Given instruction: Please answer from the biographical passage: what was the title of the dissertation Abigail wrote for her doctorate at Penn State?

Source text:
╔══
The “child of interesting parents,” she was the daughter of a philosopher, Henry M. Rosenthal, considered by his classmates of Columbia University’s celebrated class of 1925, the class “genius.”  Her mother, who could read Thomas Mann in the German, Proust in the French and Dostoevsky in Russian, was the daughter of the eminent rabbi Chaim Tchernowitz (pen name, Rav Tsair), who had been chief rabbi of Odessa and a leading figure in the Hebraist renaissance.  His name is on a street in Jerusalem.

Born in Manhattan, Abigail attended New York City’s High School of Music and Art where, as she said, “you got points for being sensitive,” and graduated from Barnard College with Honors in Philosophy.  After her year as a Fulbright Scholar at the Sorbonne and College de France, she wrote her M.A. thesis at Columbia University on “Action and Purpose in Merleau-Ponty.”  At Columbia, she was a Graduate Assistant in the Religion Department and Secretary to the University Seminar on Hermeneutics.  Emerging from the examinations at Columbia with doctoral eligibility, she nevertheless took her doctorate at Penn State, with a dissertation on “Hegel’s Humanism.”

Those student years became the subject of her last book, Confessions of A Young Philosopher (2021).  It is a “confession” in the Augustinian sense of a search for truth put to the tests of personal and philosophic experience.  Each phase of the search is animated by a particular worldview, embraced and lived through till its limitations are discovered in episodes that are often searing. The last chapter, “Aftermath,” concludes with the view that inspired everything that she did and wrote thereafter: that a good life can best be seen as a truthful, dialectically self-corrective narrative, whereas an evil life takes the opposed direction, destroying its own story and going on to spoil the stories of others.

Her professional path was consistent with these early concerns.  After the first years as Assistant Professor at The State University of New York at Stony Brook, she accepted a position in the Philosophy Department of Brooklyn College, publishing “A Hegelian Key to Hegel’s Method” in the Journal of the History of Philosophy and “Feminism without Contradictions” in The Monist.  This was the first time a well-regarded philosophic journal devoted an issue to feminism as a topic worthy of philosophic investigation.  Her contribution was anthologized in Morality in the Modern World.  In these articles, she did philosophy in a Hegelian way, rather than approaching the subject as a historian of philosophy.

Her professional life at Brooklyn College included the drama of a seven-year job struggle, which an Arbitrator decided in her favor.  In “God and the Care for One’s Story,” the final chapter of A Good Look at Evil’s expanded second edition, she put that trying time to philosophic use, arguing that key moments of those seven years are reasonably seen as instances of providential intervention rather than as episodes occurring by chance.

In another chapter of A Good Look at Evil, she defended Holocaust victims from the armchair reproach that they had gone “like sheep to the slaughter.”  That chapter is titled, “The Right Way to Act” and has been twice anthologized.
╚══
Records supplied:
╔══
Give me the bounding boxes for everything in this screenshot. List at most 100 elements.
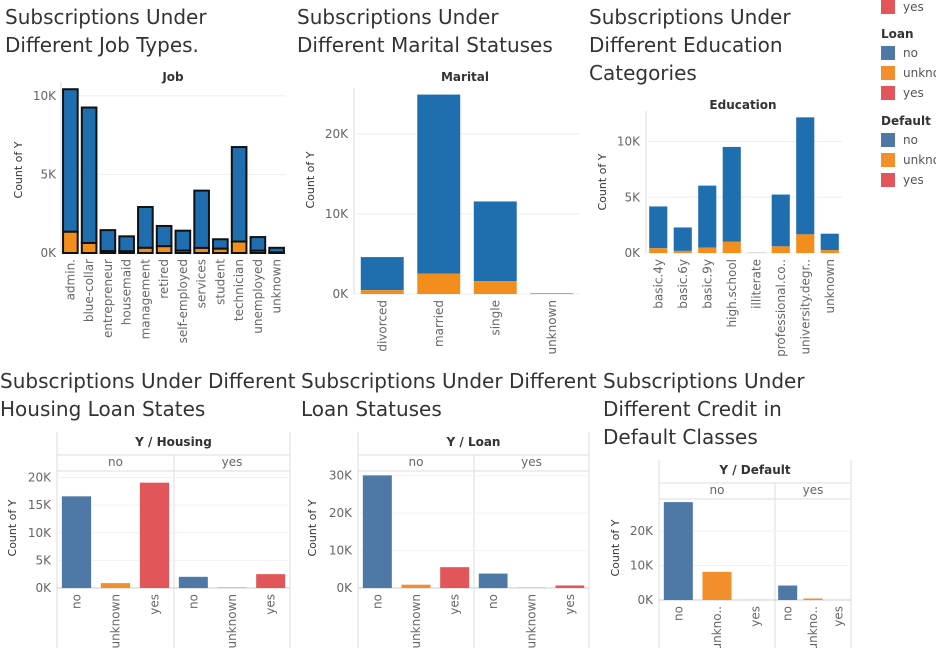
default-header: Y / Default: [718, 463, 791, 477]
education-x-tick-label: illiterate: [749, 259, 763, 309]
marital-bar-no-single: [473, 201, 517, 282]
default-x-tick-label: unkno..: [710, 606, 724, 648]
loan-y-tick-label: 0K: [336, 581, 353, 595]
job-bar-yes-management: [137, 246, 154, 255]
education-bar-yes-unknown: [820, 250, 839, 253]
legend-item-label: no: [903, 46, 918, 60]
education-x-tick-label: unknown: [823, 259, 837, 314]
legend-default: Default no unkno yes: [881, 114, 936, 190]
legend-item-label: yes: [903, 86, 924, 100]
default-x-tick-label: no: [671, 606, 685, 621]
education-bar-no-professional.co..: [771, 194, 790, 247]
legend-swatch: [881, 173, 895, 187]
housing-facet-label-no: no: [108, 455, 123, 469]
marital-bar-yes-divorced: [360, 290, 404, 294]
job-bar-yes-retired: [155, 245, 173, 254]
legend-item[interactable]: unkno: [881, 63, 936, 83]
default-bar-no-unkno..: [702, 571, 732, 600]
legend-item[interactable]: no: [881, 43, 936, 63]
legend-swatch: [881, 46, 895, 60]
job-bar-no-blue-collar: [80, 106, 98, 244]
job-y-tick-label: 5K: [40, 167, 57, 181]
job-bar-yes-student: [212, 247, 229, 255]
education-x-tick-label: university.degr..: [798, 259, 812, 355]
education-bar-yes-basic.9y: [698, 247, 717, 253]
marital-y-tick-label: 0K: [332, 287, 349, 301]
housing-bar-yes-no: [178, 576, 208, 588]
loan-facet-label-yes: yes: [521, 455, 542, 469]
loan-bar-no-unknown: [401, 584, 431, 588]
loan-y-tick-label: 20K: [329, 506, 353, 520]
job-x-tick-label: services: [195, 259, 209, 308]
legend-item[interactable]: yes: [881, 170, 936, 190]
default-facet-label-no: no: [710, 483, 725, 497]
job-x-tick-label: blue-collar: [82, 259, 96, 322]
legend-item[interactable]: unkno: [881, 150, 936, 170]
job-chart-title: Subscriptions Under Different Job Types.: [5, 5, 207, 57]
default-y-tick-label: 0K: [637, 593, 654, 607]
legend-item-label: no: [903, 133, 918, 147]
education-x-tick-label: professional.co..: [774, 259, 788, 357]
default-x-tick-label: unkno..: [806, 606, 820, 648]
education-x-tick-label: basic.6y: [676, 259, 690, 309]
education-x-tick-label: high.school: [725, 259, 739, 327]
housing-facet-label-yes: yes: [222, 455, 243, 469]
job-bar-no-student: [212, 238, 229, 250]
education-bar-yes-professional.co..: [771, 246, 790, 253]
education-bar-no-unknown: [820, 233, 839, 251]
job-bar-no-technician: [230, 146, 248, 243]
job-x-tick-label: self-employed: [176, 259, 190, 343]
education-bar-no-university.degr..: [796, 117, 815, 235]
marital-y-tick-label: 10K: [325, 207, 349, 221]
marital-bar-no-unknown: [530, 293, 574, 294]
legend-item[interactable]: yes: [881, 83, 936, 103]
loan-x-tick-label: yes: [448, 594, 462, 615]
housing-y-tick-label: 5K: [35, 553, 52, 567]
loan-bar-no-yes: [440, 567, 470, 588]
job-x-tick-label: housemaid: [120, 259, 134, 325]
legend-swatch: [881, 153, 895, 167]
education-bar-no-basic.6y: [673, 227, 692, 251]
education-y-tick-label: 5K: [624, 190, 641, 204]
legend-swatch: [881, 66, 895, 80]
job-bar-no-admin.: [62, 88, 79, 233]
job-bar-yes-housemaid: [118, 250, 135, 255]
housing-x-tick-label: yes: [264, 594, 278, 615]
housing-x-tick-label: unknown: [109, 594, 123, 648]
marital-bar-no-married: [417, 94, 461, 274]
job-bar-no-unemployed: [249, 236, 267, 252]
job-x-tick-label: unknown: [270, 259, 284, 314]
education-y-tick-label: 0K: [624, 246, 641, 260]
legend-loan: Loan no unkno yes: [881, 27, 936, 103]
education-bar-no-high.school: [722, 146, 741, 242]
education-y-tick-label: 10K: [617, 135, 641, 149]
legend-swatch: [881, 86, 895, 100]
job-x-tick-label: student: [213, 259, 227, 305]
housing-chart-title: Subscriptions Under Different Housing Lo…: [0, 369, 296, 421]
marital-bar-yes-single: [473, 281, 517, 294]
job-bar-no-services: [193, 189, 210, 249]
default-chart-title: Subscriptions Under Different Credit in …: [603, 369, 805, 449]
default-x-tick-label: yes: [749, 606, 763, 627]
marital-header: Marital: [441, 70, 489, 84]
housing-bar-no-yes: [139, 482, 170, 588]
marital-bar-yes-married: [417, 273, 461, 294]
marital-bar-no-divorced: [360, 257, 404, 291]
housing-bar-yes-yes: [256, 574, 286, 588]
housing-y-axis-label: Count of Y: [6, 499, 19, 556]
legend-item-label: yes: [903, 0, 924, 14]
housing-x-tick-label: unknown: [225, 594, 239, 648]
loan-y-tick-label: 30K: [329, 469, 353, 483]
legend-item[interactable]: yes: [881, 0, 924, 17]
legend-top-fragment: yes: [881, 0, 924, 17]
loan-y-tick-label: 10K: [329, 544, 353, 558]
housing-bar-yes-unknown: [217, 587, 247, 588]
loan-x-tick-label: yes: [563, 594, 577, 615]
legend-item[interactable]: no: [881, 130, 936, 150]
job-bar-no-self-employed: [174, 229, 192, 252]
housing-y-tick-label: 15K: [28, 498, 52, 512]
job-bar-yes-admin.: [62, 230, 79, 255]
job-bar-yes-unemployed: [249, 249, 267, 254]
education-bar-no-basic.4y: [649, 206, 668, 249]
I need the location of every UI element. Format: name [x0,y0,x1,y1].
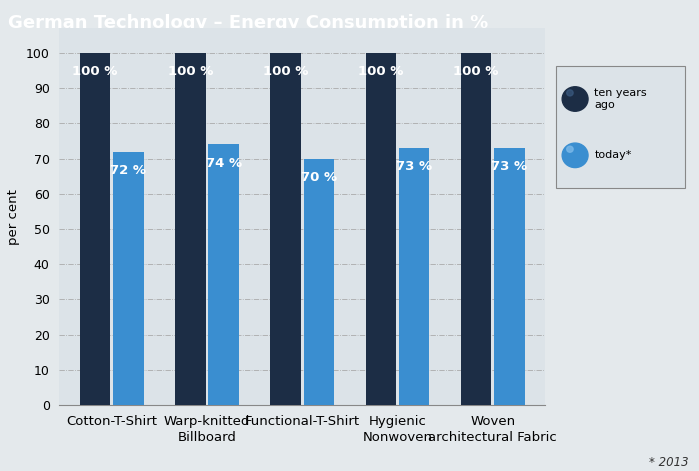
Text: 100 %: 100 % [263,65,308,78]
Text: ten years
ago: ten years ago [594,88,647,110]
Bar [304,159,334,405]
Circle shape [562,87,588,111]
Circle shape [567,90,573,96]
Text: 100 %: 100 % [73,65,118,78]
Bar [175,53,206,405]
Circle shape [567,146,573,152]
Bar [271,53,301,405]
Bar [399,148,429,405]
Bar [113,152,144,405]
Bar [208,145,239,405]
Text: 73 %: 73 % [396,160,432,173]
Text: 100 %: 100 % [168,65,213,78]
Bar [366,53,396,405]
Y-axis label: per cent: per cent [7,189,20,244]
Text: * 2013: * 2013 [649,455,689,469]
Circle shape [562,143,588,168]
Text: today*: today* [594,150,632,160]
Text: 73 %: 73 % [491,160,528,173]
Bar [461,53,491,405]
Bar [494,148,525,405]
Text: 72 %: 72 % [110,164,147,177]
Bar [80,53,110,405]
Text: 74 %: 74 % [206,157,242,170]
Text: 100 %: 100 % [358,65,403,78]
FancyBboxPatch shape [556,66,685,188]
Text: German Technology – Energy Consumption in %: German Technology – Energy Consumption i… [8,14,489,32]
Text: 70 %: 70 % [301,171,337,184]
Text: 100 %: 100 % [454,65,499,78]
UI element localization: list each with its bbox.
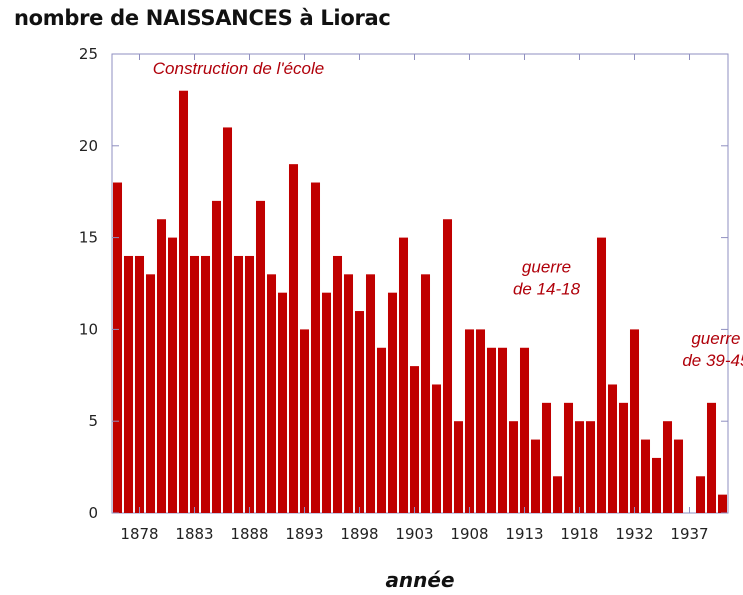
- bar: [618, 402, 629, 513]
- bar: [134, 255, 145, 513]
- bar: [266, 274, 277, 513]
- x-tick-label: 1898: [340, 525, 378, 543]
- y-tick-label: 25: [79, 45, 98, 63]
- y-tick-label: 5: [88, 412, 98, 430]
- bar: [376, 347, 387, 513]
- bar: [453, 421, 464, 513]
- bar: [299, 329, 310, 513]
- bar: [123, 255, 134, 513]
- y-axis-ticks: 0 5 10 15 20 25: [79, 45, 728, 522]
- plot-border: [111, 53, 729, 514]
- bar: [354, 311, 365, 513]
- annotation-text: guerre: [691, 329, 740, 348]
- chart-title: nombre de NAISSANCES à Liorac: [14, 6, 391, 30]
- bar: [662, 421, 673, 513]
- bars-group: [112, 90, 728, 514]
- annotations-group: Construction de l'école guerre de 14-18 gue…: [153, 59, 743, 370]
- bar: [563, 402, 574, 513]
- bar: [288, 164, 299, 513]
- x-tick-label: 1878: [120, 525, 158, 543]
- y-tick-label: 20: [79, 137, 98, 155]
- bar: [607, 384, 618, 513]
- bar: [189, 255, 200, 513]
- bar: [222, 127, 233, 513]
- bar: [486, 347, 497, 513]
- bar: [651, 457, 662, 513]
- annotation-text: de 14-18: [513, 279, 581, 298]
- bar: [211, 200, 222, 513]
- bar: [717, 494, 728, 513]
- bar: [112, 182, 123, 513]
- bar: [233, 255, 244, 513]
- x-tick-label: 1893: [285, 525, 323, 543]
- x-tick-label: 1908: [450, 525, 488, 543]
- bar: [398, 237, 409, 513]
- bar: [596, 237, 607, 513]
- bar: [310, 182, 321, 513]
- bar: [464, 329, 475, 513]
- x-axis-title: année: [385, 568, 454, 592]
- plot-frame: [111, 53, 729, 514]
- bar: [255, 200, 266, 513]
- bar: [420, 274, 431, 513]
- bar: [706, 402, 717, 513]
- bar: [365, 274, 376, 513]
- bar: [530, 439, 541, 513]
- x-tick-label: 1888: [230, 525, 268, 543]
- bar: [552, 476, 563, 513]
- x-tick-label: 1903: [395, 525, 433, 543]
- bar: [167, 237, 178, 513]
- bar: [277, 292, 288, 513]
- x-tick-label: 1937: [670, 525, 708, 543]
- bar: [541, 402, 552, 513]
- bar: [156, 219, 167, 514]
- bar: [585, 421, 596, 513]
- bar: [178, 90, 189, 513]
- bar: [673, 439, 684, 513]
- bar: [475, 329, 486, 513]
- bar: [321, 292, 332, 513]
- bar: [409, 366, 420, 513]
- y-tick-label: 15: [79, 229, 98, 247]
- bar: [145, 274, 156, 513]
- bar: [332, 255, 343, 513]
- x-tick-label: 1932: [615, 525, 653, 543]
- x-axis-ticks: 1878 1883 1888 1893 1898 1903 1908 1913 1918 1932…: [120, 54, 709, 543]
- bar: [519, 347, 530, 513]
- bar: [343, 274, 354, 513]
- y-tick-label: 10: [79, 320, 98, 338]
- bar: [431, 384, 442, 513]
- x-tick-label: 1918: [560, 525, 598, 543]
- bar: [244, 255, 255, 513]
- x-tick-label: 1883: [175, 525, 213, 543]
- y-tick-label: 0: [88, 504, 98, 522]
- bar: [695, 476, 706, 513]
- annotation-text: de 39-45: [682, 351, 743, 370]
- bar: [387, 292, 398, 513]
- bar: [442, 219, 453, 514]
- bar: [508, 421, 519, 513]
- bar: [497, 347, 508, 513]
- annotation-text: Construction de l'école: [153, 59, 324, 78]
- bar: [629, 329, 640, 513]
- bar: [640, 439, 651, 513]
- annotation-text: guerre: [522, 257, 571, 276]
- bar: [574, 421, 585, 513]
- x-tick-label: 1913: [505, 525, 543, 543]
- bar: [200, 255, 211, 513]
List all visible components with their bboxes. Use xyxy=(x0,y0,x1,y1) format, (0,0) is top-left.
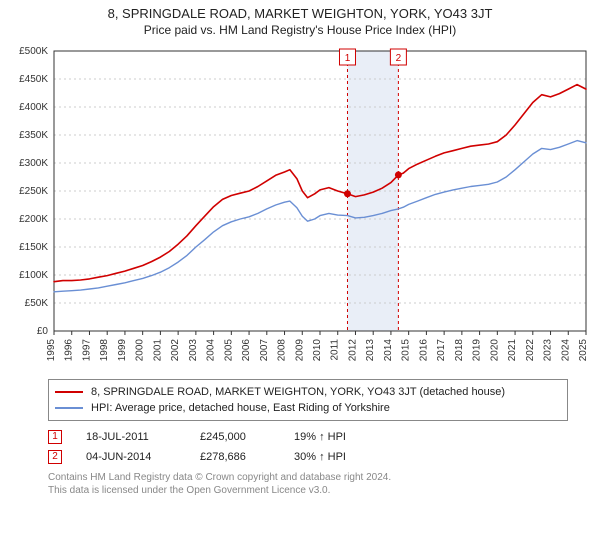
sale-row-1: 1 18-JUL-2011 £245,000 19% ↑ HPI xyxy=(48,427,592,447)
svg-text:£250K: £250K xyxy=(19,186,48,197)
svg-text:£500K: £500K xyxy=(19,46,48,57)
line-chart-svg: £0 £50K £100K £150K £200K £250K £300K £350K £400… xyxy=(8,43,592,373)
svg-text:£450K: £450K xyxy=(19,74,48,85)
attribution-line2: This data is licensed under the Open Gov… xyxy=(48,484,592,497)
svg-text:2009: 2009 xyxy=(294,339,305,362)
legend-row-series2: HPI: Average price, detached house, East… xyxy=(55,400,561,416)
sale-date-1: 18-JUL-2011 xyxy=(86,427,176,447)
svg-text:2015: 2015 xyxy=(401,339,412,362)
svg-text:2025: 2025 xyxy=(578,339,589,362)
svg-text:2001: 2001 xyxy=(152,339,163,362)
svg-text:2024: 2024 xyxy=(560,339,571,362)
svg-text:£50K: £50K xyxy=(25,298,49,309)
svg-text:2002: 2002 xyxy=(170,339,181,362)
sale-price-1: £245,000 xyxy=(200,427,270,447)
svg-text:2019: 2019 xyxy=(472,339,483,362)
sale-marker-1: 1 xyxy=(48,430,62,444)
sale-price-2: £278,686 xyxy=(200,447,270,467)
svg-text:2: 2 xyxy=(396,53,402,64)
legend-swatch-series2 xyxy=(55,407,83,409)
svg-text:2007: 2007 xyxy=(259,339,270,362)
svg-text:2010: 2010 xyxy=(312,339,323,362)
chart-title: 8, SPRINGDALE ROAD, MARKET WEIGHTON, YOR… xyxy=(8,6,592,21)
svg-text:2017: 2017 xyxy=(436,339,447,362)
legend-row-series1: 8, SPRINGDALE ROAD, MARKET WEIGHTON, YOR… xyxy=(55,384,561,400)
svg-text:£150K: £150K xyxy=(19,242,48,253)
svg-text:£300K: £300K xyxy=(19,158,48,169)
svg-text:2005: 2005 xyxy=(223,339,234,362)
attribution: Contains HM Land Registry data © Crown c… xyxy=(48,471,592,497)
legend-label-series2: HPI: Average price, detached house, East… xyxy=(91,400,390,416)
chart-area: £0 £50K £100K £150K £200K £250K £300K £350K £400… xyxy=(8,43,592,373)
svg-text:2013: 2013 xyxy=(365,339,376,362)
svg-text:2000: 2000 xyxy=(135,339,146,362)
sale-hpi-2: 30% ↑ HPI xyxy=(294,447,384,467)
svg-text:£400K: £400K xyxy=(19,102,48,113)
svg-text:1: 1 xyxy=(345,53,351,64)
svg-text:2004: 2004 xyxy=(206,339,217,362)
svg-text:2014: 2014 xyxy=(383,339,394,362)
legend-swatch-series1 xyxy=(55,391,83,393)
svg-text:2016: 2016 xyxy=(418,339,429,362)
svg-text:1996: 1996 xyxy=(64,339,75,362)
sales-table: 1 18-JUL-2011 £245,000 19% ↑ HPI 2 04-JU… xyxy=(48,427,592,467)
sale-row-2: 2 04-JUN-2014 £278,686 30% ↑ HPI xyxy=(48,447,592,467)
sale-marker-2: 2 xyxy=(48,450,62,464)
svg-text:2018: 2018 xyxy=(454,339,465,362)
svg-text:1998: 1998 xyxy=(99,339,110,362)
svg-text:1995: 1995 xyxy=(46,339,57,362)
svg-text:2021: 2021 xyxy=(507,339,518,362)
sale-hpi-1: 19% ↑ HPI xyxy=(294,427,384,447)
svg-text:2003: 2003 xyxy=(188,339,199,362)
svg-text:£0: £0 xyxy=(37,326,49,337)
chart-subtitle: Price paid vs. HM Land Registry's House … xyxy=(8,23,592,37)
attribution-line1: Contains HM Land Registry data © Crown c… xyxy=(48,471,592,484)
svg-text:2011: 2011 xyxy=(330,339,341,361)
svg-text:£100K: £100K xyxy=(19,270,48,281)
svg-text:£200K: £200K xyxy=(19,214,48,225)
svg-text:2006: 2006 xyxy=(241,339,252,362)
svg-text:2023: 2023 xyxy=(543,339,554,362)
sale-date-2: 04-JUN-2014 xyxy=(86,447,176,467)
svg-text:£350K: £350K xyxy=(19,130,48,141)
legend-label-series1: 8, SPRINGDALE ROAD, MARKET WEIGHTON, YOR… xyxy=(91,384,505,400)
svg-text:1999: 1999 xyxy=(117,339,128,362)
svg-text:1997: 1997 xyxy=(81,339,92,362)
svg-text:2020: 2020 xyxy=(489,339,500,362)
svg-text:2022: 2022 xyxy=(525,339,536,362)
svg-text:2012: 2012 xyxy=(347,339,358,362)
chart-container: 8, SPRINGDALE ROAD, MARKET WEIGHTON, YOR… xyxy=(0,0,600,501)
legend-box: 8, SPRINGDALE ROAD, MARKET WEIGHTON, YOR… xyxy=(48,379,568,421)
svg-text:2008: 2008 xyxy=(277,339,288,362)
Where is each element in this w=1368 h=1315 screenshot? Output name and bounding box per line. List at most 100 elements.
╚══
Problem solution: “Hegel’s Humanism”